══ DATASET ENTRIES ══
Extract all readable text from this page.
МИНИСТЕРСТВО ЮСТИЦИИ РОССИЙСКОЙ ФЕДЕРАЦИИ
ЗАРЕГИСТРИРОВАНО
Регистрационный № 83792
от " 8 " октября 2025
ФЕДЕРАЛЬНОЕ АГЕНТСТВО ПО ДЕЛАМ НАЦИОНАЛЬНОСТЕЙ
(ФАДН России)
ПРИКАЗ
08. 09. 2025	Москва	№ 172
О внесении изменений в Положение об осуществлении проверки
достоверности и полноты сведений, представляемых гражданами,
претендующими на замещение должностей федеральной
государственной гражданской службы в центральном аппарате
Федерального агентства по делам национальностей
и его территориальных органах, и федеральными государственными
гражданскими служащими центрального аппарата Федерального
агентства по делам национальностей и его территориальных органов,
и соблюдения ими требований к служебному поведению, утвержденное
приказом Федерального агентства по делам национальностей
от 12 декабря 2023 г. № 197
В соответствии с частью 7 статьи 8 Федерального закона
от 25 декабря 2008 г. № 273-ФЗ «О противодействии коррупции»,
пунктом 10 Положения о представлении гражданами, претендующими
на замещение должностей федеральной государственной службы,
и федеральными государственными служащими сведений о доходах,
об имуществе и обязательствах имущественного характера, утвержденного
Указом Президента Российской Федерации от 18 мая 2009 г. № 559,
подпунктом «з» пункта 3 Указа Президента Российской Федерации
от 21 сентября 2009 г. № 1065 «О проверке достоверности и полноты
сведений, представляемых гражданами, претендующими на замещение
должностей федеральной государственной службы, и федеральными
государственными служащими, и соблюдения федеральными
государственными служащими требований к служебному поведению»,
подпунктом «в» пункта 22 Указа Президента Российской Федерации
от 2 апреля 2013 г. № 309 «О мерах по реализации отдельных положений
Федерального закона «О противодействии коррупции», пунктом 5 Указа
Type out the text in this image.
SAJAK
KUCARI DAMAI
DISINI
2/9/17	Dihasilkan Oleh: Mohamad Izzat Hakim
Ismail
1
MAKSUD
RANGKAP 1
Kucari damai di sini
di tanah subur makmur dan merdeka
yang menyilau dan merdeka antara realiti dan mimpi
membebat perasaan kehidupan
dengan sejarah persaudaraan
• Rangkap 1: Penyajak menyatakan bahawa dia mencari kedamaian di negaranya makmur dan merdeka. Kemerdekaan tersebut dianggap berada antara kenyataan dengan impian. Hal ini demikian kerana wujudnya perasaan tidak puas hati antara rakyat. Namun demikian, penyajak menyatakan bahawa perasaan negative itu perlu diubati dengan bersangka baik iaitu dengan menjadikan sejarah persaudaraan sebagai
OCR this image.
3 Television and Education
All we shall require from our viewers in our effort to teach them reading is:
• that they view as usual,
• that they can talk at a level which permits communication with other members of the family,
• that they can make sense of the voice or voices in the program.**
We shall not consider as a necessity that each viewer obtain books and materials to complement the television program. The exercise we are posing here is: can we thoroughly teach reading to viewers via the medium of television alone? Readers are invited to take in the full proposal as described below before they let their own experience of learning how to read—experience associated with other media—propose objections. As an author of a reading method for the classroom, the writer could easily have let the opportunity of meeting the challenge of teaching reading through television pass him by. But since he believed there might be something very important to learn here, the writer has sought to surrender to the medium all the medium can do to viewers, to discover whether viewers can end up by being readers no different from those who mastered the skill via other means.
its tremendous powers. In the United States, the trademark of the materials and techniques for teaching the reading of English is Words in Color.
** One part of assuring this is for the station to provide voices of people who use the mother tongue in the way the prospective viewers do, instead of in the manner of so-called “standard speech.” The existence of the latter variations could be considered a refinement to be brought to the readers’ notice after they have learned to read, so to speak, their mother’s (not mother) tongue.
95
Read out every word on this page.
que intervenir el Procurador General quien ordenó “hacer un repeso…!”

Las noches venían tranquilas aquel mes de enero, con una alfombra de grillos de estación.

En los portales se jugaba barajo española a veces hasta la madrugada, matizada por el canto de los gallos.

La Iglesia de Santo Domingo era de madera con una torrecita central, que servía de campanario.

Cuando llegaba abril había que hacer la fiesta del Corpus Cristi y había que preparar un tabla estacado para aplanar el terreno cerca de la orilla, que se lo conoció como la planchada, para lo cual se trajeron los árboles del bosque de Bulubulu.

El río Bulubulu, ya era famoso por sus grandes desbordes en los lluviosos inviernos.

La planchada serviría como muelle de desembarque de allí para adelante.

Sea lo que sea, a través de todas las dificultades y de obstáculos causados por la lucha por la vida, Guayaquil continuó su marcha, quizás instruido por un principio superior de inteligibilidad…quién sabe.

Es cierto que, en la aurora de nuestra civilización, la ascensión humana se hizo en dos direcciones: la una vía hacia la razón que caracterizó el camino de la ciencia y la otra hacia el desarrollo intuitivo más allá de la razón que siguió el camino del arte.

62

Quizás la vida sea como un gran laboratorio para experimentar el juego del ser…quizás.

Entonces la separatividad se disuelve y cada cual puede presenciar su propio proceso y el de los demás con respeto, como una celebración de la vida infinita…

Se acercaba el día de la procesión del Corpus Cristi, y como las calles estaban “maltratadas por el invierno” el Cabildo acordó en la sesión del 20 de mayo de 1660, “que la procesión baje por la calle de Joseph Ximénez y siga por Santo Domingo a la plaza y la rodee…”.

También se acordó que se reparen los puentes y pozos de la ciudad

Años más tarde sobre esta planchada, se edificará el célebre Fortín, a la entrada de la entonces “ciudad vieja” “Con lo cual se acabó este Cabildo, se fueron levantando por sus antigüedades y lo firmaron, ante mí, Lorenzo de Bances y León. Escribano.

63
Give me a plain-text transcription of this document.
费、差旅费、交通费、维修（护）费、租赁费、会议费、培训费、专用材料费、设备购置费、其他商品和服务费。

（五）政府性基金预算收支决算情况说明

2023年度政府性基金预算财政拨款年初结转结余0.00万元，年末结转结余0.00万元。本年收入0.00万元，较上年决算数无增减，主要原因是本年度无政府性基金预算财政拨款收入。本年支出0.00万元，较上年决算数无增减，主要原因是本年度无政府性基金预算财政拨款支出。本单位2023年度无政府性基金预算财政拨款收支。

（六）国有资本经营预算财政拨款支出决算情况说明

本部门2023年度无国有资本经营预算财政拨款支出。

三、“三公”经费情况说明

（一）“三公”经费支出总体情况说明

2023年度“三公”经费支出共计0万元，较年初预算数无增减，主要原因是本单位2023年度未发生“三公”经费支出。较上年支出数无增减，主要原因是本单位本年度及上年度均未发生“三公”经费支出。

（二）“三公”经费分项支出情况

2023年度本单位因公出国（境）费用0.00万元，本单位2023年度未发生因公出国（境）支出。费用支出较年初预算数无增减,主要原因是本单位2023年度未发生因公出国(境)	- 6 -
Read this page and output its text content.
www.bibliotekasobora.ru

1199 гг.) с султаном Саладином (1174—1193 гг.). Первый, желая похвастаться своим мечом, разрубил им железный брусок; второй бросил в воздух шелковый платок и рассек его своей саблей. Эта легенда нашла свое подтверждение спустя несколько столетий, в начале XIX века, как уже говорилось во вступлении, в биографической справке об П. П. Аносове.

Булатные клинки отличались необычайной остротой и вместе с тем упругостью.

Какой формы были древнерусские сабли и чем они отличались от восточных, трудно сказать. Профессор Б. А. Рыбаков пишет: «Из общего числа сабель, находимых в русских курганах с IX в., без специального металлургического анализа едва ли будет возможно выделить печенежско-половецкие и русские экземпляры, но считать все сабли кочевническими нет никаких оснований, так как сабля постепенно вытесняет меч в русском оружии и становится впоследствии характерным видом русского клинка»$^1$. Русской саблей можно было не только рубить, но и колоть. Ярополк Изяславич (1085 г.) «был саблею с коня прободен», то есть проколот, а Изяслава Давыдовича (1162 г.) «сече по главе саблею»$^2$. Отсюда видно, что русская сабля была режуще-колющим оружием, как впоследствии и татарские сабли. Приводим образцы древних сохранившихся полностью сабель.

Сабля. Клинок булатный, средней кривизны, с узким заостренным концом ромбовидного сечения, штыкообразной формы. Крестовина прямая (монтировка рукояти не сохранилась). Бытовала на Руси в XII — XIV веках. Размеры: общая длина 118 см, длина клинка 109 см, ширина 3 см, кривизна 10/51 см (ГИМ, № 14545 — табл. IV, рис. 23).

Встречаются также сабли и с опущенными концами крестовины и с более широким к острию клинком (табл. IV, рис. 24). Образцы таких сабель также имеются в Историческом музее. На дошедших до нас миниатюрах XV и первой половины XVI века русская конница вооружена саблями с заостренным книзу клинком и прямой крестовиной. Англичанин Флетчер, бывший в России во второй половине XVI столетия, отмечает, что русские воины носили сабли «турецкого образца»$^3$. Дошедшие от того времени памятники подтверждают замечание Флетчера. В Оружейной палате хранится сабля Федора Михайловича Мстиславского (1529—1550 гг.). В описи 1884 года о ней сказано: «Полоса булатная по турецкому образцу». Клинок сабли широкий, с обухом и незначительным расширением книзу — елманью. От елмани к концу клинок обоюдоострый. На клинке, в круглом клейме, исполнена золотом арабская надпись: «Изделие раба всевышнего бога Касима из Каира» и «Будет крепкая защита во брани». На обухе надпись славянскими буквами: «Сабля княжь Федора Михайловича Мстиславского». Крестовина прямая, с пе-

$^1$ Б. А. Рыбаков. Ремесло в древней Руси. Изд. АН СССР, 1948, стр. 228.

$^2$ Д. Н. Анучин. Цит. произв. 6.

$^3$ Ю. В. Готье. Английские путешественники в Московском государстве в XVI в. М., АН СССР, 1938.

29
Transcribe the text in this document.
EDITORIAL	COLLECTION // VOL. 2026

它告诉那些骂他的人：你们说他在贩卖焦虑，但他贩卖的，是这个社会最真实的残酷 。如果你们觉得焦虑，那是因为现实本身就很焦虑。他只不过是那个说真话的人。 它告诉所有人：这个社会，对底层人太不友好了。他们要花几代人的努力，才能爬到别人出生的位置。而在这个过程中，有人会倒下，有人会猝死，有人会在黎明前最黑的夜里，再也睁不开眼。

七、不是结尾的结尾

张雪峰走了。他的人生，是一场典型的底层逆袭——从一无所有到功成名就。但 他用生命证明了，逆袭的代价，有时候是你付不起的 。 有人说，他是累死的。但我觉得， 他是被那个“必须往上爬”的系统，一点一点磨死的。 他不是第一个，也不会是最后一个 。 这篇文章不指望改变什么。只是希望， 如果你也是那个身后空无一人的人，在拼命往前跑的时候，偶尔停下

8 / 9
═══
# DESCRIPTION OF THE TASK:
Across the data above, how many lines include the word "Федерального"? Give only the count.

# RESPONSE BELOW:
5